**Document:**

⁂

I can propose you my perspective about this great point. My analysis is not complete yet but most conclusions are outlined. I can defend what I will say, even if I don't have time and space enough here. Naturally I can go wrong, after all I'm not a Professor. If my points are wrong forgive me. I stay here for read more opinion too, and learn something about that.

I started to faced the problem of causality in econometrics some years ago and, also before to read Chen and Pearl (2013), it seemed me that some problems appeared.

I surveyed several econometrics manuals, all six considered in Chen and Pearl (2013) and several others. Moreover I studied many articles, slide and related material in general. My conclusion is that, too often, causal questions was not properly addressed in econometric literature.

The story can be very long but we can start to noting that: is hard to find two manuals that share exactly the same assumptions and/or implications, this factor affects primarily causal questions. Obviously most concepts are shared but some differences are relevant and not always can be easily solved. Anyway, keeping aside specific points/comparisons, is hard to find among econometrics books the exact set of assumptions that justifies causal interpretation for regression. This is quite puzzling because causal questions are, or should be, tremendously important in econometrics. Initially I thought that the problems I encountered, if any, boiled down in some details. Over time the situation seemed more serious to me. When I encountered Chen and Pearl (2013) my perplexities was confirmed and increased and go deeper. Time ago I considered simply not possible that several econometric Masters made so serious mistakes. Today I’m convinced that, surprisingly, things is so. Therefore most generalistic econometric books should be revised; in some case completely rewritten.

It seems me that all problems come from conflations between causal and statistical concepts, as used in most econometric manuals and literature in general.

Indeed, statistical concepts and assumptions must be clearly separated from causal one. All statistical assumptions can be considered as restrictions on some joint probability distributions, but joint probability distributions cannot encode causal assumptions.

⁂

(Spatial layout data)

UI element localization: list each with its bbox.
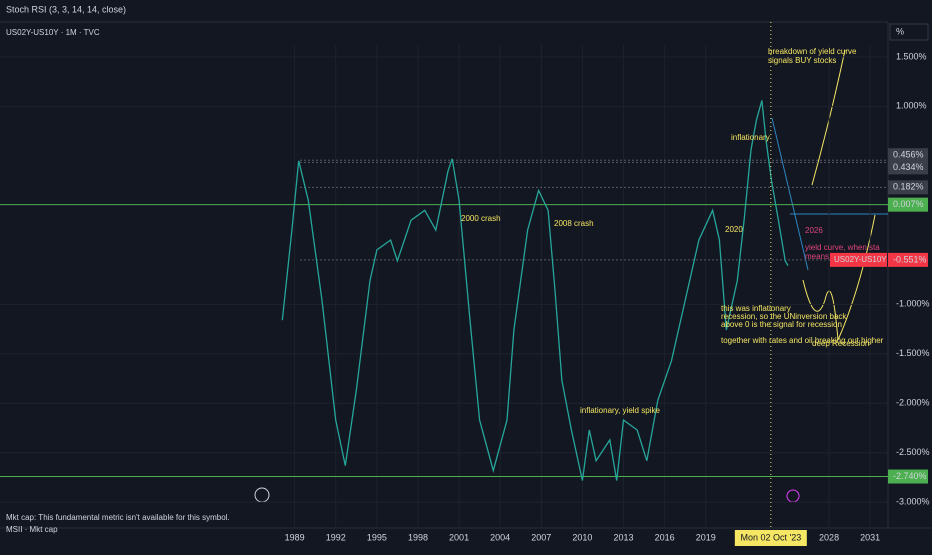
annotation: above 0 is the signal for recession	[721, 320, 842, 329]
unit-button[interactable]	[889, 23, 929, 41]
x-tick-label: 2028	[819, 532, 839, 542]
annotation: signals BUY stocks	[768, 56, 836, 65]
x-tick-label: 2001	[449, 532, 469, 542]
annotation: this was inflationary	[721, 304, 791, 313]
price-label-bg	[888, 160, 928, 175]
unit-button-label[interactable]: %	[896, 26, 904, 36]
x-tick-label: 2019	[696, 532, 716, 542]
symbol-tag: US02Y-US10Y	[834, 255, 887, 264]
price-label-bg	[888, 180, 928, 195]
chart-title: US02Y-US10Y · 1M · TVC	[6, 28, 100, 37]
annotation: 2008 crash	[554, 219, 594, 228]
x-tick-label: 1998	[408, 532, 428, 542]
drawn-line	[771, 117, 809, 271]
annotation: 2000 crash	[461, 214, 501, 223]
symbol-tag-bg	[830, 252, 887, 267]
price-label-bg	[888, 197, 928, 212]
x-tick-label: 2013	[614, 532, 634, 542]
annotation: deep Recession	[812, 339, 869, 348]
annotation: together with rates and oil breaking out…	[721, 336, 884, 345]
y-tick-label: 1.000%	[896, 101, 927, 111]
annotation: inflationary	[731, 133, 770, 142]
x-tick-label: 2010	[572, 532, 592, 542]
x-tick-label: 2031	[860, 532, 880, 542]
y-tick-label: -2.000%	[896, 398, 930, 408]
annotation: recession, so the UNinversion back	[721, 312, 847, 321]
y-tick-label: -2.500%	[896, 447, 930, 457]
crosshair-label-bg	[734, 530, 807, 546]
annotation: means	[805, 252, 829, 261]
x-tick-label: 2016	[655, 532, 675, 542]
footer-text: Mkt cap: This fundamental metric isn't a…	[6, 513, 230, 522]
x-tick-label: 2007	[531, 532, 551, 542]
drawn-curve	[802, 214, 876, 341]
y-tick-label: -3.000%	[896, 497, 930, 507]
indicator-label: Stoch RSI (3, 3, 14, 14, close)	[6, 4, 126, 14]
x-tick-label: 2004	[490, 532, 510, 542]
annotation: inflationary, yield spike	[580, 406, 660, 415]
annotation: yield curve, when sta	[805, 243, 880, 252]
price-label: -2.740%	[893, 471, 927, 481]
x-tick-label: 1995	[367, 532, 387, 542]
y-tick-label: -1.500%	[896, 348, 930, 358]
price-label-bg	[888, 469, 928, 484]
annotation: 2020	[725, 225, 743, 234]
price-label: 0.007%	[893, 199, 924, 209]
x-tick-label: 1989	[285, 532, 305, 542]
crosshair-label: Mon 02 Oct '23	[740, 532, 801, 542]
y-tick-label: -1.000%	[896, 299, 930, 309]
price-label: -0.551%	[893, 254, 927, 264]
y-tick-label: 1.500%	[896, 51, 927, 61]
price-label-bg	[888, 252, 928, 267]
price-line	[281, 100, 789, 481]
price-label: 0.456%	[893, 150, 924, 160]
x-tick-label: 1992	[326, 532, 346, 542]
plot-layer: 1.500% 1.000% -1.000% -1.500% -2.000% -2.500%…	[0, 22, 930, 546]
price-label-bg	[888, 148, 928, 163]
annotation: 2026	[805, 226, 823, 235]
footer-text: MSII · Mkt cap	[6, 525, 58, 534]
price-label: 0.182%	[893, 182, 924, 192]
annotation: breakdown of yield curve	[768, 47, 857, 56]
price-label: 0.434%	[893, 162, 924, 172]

⁂

**What is asked:**
**1.** In the post on causality in econometrics, where does the writer say all the problems come from?
**2.** Decide whether each statement agrees with the post on causality in econometrics, giving yes or no and quoting the deciding words: (a) The writer surveyed all six econometrics manuals considered in Chen and Pearl (2013). (b) Joint probability distributions can encode causal assumptions. (c) The writer is a Professor.
**3.** Reproduce everything in the post on causality in econometrics from "I surveyed several" down to "in econometric literature.".
These data have no connection to the post.

**Problem solutions:**
**1.** From conflations between causal and statistical concepts, as used in most econometric manuals and literature in general.

**2.**
(a) Yes: "I surveyed several econometrics manuals, all six considered in Chen and Pearl (2013) and several others."
(b) No: "joint probability distributions cannot encode causal assumptions."
(c) No: "after all I'm not a Professor."

**3.**
I surveyed several econometrics manuals, all six considered in Chen and Pearl (2013) and several others. Moreover I studied many articles, slide and related material in general. My conclusion is that, too often, causal questions was not properly addressed in econometric literature.